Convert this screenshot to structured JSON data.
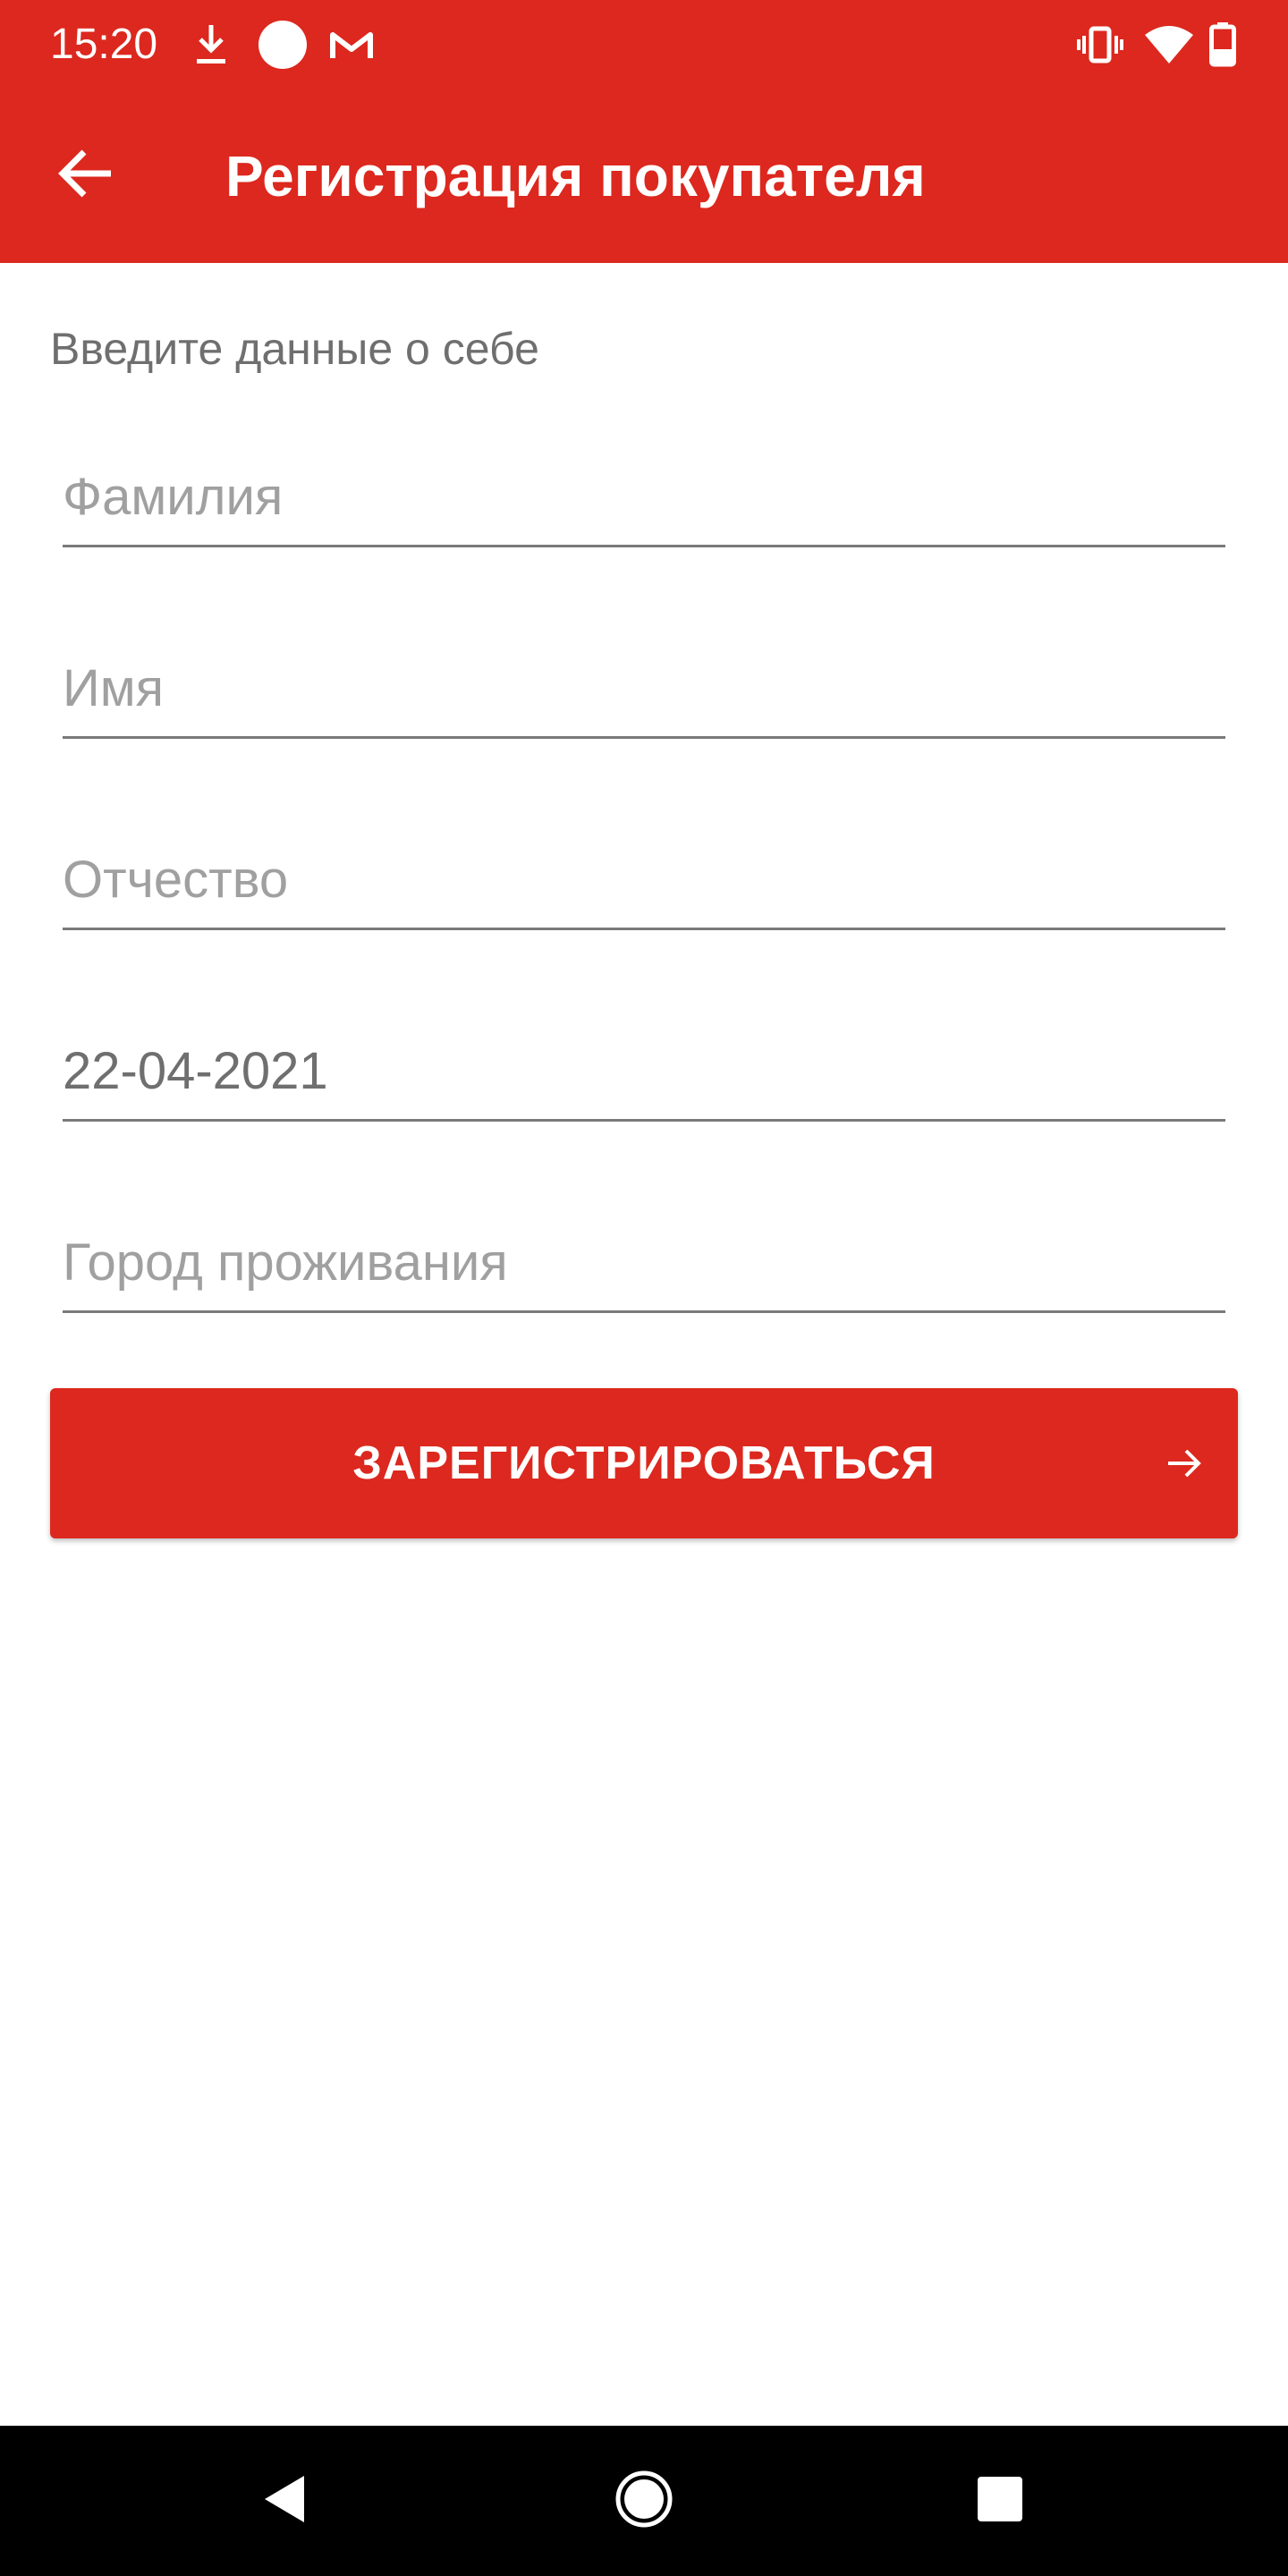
{
  "status_bar": {
    "time": "15:20",
    "left_icons": [
      "download-icon",
      "circle-icon",
      "gmail-icon"
    ],
    "right_icons": [
      "vibrate-icon",
      "wifi-icon",
      "battery-icon"
    ]
  },
  "app_bar": {
    "back_icon": "arrow-left-icon",
    "title": "Регистрация покупателя"
  },
  "form": {
    "intro": "Введите данные о себе",
    "fields": {
      "lastname": {
        "placeholder": "Фамилия",
        "value": ""
      },
      "firstname": {
        "placeholder": "Имя",
        "value": ""
      },
      "patronymic": {
        "placeholder": "Отчество",
        "value": ""
      },
      "birthdate": {
        "placeholder": "",
        "value": "22-04-2021"
      },
      "city": {
        "placeholder": "Город проживания",
        "value": ""
      }
    },
    "register_button": {
      "label": "ЗАРЕГИСТРИРОВАТЬСЯ",
      "icon": "arrow-right-icon"
    }
  },
  "nav_bar": {
    "buttons": [
      "back-triangle-icon",
      "home-circle-icon",
      "recents-square-icon"
    ]
  },
  "colors": {
    "primary": "#dc281e",
    "text_secondary": "#6f6f6f",
    "hint": "#a0a0a0",
    "nav_background": "#000000"
  }
}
============================================================
Copy all the records above exactly, but leave out the pictures.

Task answer
Convert this screenshot to structured JSON data.
{
  "status_bar": {
    "time": "15:20",
    "left_icons": [
      "download-icon",
      "circle-icon",
      "gmail-icon"
    ],
    "right_icons": [
      "vibrate-icon",
      "wifi-icon",
      "battery-icon"
    ]
  },
  "app_bar": {
    "back_icon": "arrow-left-icon",
    "title": "Регистрация покупателя"
  },
  "form": {
    "intro": "Введите данные о себе",
    "fields": {
      "lastname": {
        "placeholder": "Фамилия",
        "value": ""
      },
      "firstname": {
        "placeholder": "Имя",
        "value": ""
      },
      "patronymic": {
        "placeholder": "Отчество",
        "value": ""
      },
      "birthdate": {
        "placeholder": "",
        "value": "22-04-2021"
      },
      "city": {
        "placeholder": "Город проживания",
        "value": ""
      }
    },
    "register_button": {
      "label": "ЗАРЕГИСТРИРОВАТЬСЯ",
      "icon": "arrow-right-icon"
    }
  },
  "nav_bar": {
    "buttons": [
      "back-triangle-icon",
      "home-circle-icon",
      "recents-square-icon"
    ]
  },
  "colors": {
    "primary": "#dc281e",
    "text_secondary": "#6f6f6f",
    "hint": "#a0a0a0",
    "nav_background": "#000000"
  }
}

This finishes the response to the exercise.